YOUR OBJECTIVE: Identify the lines that contain the string "order", then copy each of them.

● ● ● ● ● ● ●

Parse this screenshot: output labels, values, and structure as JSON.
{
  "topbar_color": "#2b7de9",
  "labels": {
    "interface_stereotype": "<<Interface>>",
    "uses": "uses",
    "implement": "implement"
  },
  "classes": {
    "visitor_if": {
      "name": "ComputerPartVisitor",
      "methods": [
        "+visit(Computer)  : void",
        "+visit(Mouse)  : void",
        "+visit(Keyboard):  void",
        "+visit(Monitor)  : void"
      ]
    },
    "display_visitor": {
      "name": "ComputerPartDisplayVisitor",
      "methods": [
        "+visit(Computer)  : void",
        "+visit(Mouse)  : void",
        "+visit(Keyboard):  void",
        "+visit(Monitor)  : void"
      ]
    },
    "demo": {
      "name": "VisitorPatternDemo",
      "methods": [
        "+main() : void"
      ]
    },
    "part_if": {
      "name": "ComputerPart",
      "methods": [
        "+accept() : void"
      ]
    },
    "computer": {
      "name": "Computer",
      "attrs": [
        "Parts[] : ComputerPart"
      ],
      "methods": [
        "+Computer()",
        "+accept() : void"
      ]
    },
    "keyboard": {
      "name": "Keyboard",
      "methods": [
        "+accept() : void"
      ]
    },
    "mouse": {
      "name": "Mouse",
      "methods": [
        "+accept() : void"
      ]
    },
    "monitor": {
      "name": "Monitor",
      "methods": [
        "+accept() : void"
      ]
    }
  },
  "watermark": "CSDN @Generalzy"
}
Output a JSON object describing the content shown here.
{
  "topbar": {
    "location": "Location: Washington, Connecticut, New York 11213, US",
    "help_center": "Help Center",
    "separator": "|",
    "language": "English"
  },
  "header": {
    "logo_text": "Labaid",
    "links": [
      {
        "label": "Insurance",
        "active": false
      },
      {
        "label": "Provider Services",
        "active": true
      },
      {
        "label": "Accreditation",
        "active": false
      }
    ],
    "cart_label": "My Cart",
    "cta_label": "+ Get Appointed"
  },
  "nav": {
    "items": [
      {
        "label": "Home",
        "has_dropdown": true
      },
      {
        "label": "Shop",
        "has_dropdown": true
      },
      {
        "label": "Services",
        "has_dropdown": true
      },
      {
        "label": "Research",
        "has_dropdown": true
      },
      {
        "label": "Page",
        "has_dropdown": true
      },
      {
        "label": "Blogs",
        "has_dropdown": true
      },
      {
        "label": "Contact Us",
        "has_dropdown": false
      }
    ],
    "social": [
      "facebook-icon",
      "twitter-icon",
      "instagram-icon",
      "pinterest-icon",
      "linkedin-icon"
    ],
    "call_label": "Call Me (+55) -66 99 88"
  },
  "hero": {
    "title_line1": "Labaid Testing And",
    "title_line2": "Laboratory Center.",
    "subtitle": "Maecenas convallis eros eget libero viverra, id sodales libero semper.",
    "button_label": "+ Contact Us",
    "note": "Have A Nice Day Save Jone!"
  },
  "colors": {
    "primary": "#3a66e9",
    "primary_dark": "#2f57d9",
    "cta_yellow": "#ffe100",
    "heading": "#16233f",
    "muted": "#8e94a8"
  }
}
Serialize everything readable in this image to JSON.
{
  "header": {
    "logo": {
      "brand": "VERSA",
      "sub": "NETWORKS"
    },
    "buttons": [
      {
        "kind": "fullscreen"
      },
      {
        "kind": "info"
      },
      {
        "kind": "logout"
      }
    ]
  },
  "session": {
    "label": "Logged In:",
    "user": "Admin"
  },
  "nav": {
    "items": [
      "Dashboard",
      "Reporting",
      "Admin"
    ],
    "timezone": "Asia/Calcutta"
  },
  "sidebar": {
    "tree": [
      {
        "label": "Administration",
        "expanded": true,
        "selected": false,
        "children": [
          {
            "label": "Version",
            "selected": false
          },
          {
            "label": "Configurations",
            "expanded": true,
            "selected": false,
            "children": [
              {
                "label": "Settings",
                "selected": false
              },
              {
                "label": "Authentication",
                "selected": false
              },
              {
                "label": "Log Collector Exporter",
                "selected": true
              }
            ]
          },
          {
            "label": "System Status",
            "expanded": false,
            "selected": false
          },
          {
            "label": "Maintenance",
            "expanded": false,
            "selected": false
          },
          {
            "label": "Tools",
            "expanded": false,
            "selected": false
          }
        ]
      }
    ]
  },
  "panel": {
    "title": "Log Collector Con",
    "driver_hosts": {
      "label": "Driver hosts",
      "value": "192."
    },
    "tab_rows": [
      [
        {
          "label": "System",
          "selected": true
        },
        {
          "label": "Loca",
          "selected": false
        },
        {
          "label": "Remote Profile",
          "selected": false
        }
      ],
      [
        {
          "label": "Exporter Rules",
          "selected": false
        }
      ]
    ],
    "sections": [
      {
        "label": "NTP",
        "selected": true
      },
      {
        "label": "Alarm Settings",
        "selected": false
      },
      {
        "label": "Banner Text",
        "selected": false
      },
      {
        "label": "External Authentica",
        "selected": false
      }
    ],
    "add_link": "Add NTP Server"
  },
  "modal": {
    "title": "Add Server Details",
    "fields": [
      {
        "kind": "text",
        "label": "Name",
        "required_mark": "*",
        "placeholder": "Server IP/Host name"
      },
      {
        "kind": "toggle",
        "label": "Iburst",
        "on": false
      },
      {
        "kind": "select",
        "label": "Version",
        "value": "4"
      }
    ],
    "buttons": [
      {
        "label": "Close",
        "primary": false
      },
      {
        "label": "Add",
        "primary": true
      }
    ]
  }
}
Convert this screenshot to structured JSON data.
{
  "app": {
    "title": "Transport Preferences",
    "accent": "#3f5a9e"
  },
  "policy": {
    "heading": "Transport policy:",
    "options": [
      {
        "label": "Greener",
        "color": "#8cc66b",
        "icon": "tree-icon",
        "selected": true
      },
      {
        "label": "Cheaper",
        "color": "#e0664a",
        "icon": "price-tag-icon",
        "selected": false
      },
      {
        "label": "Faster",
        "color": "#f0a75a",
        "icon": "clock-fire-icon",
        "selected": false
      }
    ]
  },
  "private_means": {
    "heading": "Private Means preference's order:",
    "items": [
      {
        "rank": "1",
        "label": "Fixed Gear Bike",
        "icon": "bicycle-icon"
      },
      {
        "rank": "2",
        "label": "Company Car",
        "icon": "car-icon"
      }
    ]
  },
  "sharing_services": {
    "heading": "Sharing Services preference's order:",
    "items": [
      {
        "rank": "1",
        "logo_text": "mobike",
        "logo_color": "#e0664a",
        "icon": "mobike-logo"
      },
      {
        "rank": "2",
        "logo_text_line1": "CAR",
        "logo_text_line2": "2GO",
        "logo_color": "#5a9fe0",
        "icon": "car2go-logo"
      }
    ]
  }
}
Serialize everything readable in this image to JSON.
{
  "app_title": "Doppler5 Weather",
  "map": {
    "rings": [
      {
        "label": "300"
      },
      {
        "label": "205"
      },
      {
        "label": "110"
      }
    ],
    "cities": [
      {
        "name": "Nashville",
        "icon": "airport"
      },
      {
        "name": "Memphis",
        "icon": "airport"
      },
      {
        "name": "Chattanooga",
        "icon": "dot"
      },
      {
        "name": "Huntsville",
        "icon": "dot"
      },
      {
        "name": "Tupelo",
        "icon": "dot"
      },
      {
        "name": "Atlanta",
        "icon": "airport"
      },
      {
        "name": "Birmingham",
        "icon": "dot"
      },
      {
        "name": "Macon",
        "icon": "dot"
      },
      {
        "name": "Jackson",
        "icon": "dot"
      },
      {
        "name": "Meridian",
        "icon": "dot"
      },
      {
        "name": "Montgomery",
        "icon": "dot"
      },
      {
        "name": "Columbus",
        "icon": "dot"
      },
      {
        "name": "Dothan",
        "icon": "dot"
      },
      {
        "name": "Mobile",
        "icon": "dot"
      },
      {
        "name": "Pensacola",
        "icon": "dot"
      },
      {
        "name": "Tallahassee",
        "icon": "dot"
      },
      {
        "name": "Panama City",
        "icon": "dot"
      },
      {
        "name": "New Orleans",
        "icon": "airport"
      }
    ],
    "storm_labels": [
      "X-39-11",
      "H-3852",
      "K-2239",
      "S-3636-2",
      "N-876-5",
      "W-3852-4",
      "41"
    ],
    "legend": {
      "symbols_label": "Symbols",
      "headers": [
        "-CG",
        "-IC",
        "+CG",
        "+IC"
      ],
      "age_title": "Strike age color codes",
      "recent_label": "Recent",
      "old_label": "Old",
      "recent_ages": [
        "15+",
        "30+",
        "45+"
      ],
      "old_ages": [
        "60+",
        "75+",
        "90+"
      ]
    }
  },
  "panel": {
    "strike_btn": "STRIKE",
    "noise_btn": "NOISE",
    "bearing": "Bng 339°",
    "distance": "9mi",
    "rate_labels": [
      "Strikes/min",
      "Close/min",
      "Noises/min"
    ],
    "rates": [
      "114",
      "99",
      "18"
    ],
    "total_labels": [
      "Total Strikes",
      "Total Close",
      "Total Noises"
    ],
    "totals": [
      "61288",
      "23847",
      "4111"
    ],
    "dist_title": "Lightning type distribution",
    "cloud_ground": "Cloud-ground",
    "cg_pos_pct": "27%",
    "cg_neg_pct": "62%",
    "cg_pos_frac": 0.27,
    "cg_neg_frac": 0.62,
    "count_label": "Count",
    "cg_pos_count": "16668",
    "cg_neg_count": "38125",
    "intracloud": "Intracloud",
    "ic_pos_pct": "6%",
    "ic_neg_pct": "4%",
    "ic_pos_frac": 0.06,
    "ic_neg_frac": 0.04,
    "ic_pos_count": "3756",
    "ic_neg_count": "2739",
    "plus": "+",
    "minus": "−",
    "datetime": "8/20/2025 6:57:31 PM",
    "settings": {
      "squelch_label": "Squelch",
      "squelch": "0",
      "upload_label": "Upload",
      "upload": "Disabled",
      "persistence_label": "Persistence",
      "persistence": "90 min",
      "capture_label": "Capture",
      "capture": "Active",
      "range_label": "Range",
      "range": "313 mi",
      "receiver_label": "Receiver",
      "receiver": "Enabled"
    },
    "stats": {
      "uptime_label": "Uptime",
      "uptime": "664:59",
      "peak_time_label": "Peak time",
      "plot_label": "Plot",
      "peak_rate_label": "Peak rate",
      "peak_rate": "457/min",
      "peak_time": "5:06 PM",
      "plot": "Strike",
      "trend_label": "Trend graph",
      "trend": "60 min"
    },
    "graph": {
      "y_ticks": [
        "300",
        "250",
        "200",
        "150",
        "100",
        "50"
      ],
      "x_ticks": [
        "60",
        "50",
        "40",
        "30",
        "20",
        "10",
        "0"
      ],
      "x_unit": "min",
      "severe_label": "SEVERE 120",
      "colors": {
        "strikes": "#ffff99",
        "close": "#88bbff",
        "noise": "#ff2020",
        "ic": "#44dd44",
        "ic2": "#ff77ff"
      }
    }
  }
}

● ● ● ● ● ● ●

WRITTEN SOLUTION:
    "heading": "Private Means preference's order:",
    "heading": "Sharing Services preference's order:",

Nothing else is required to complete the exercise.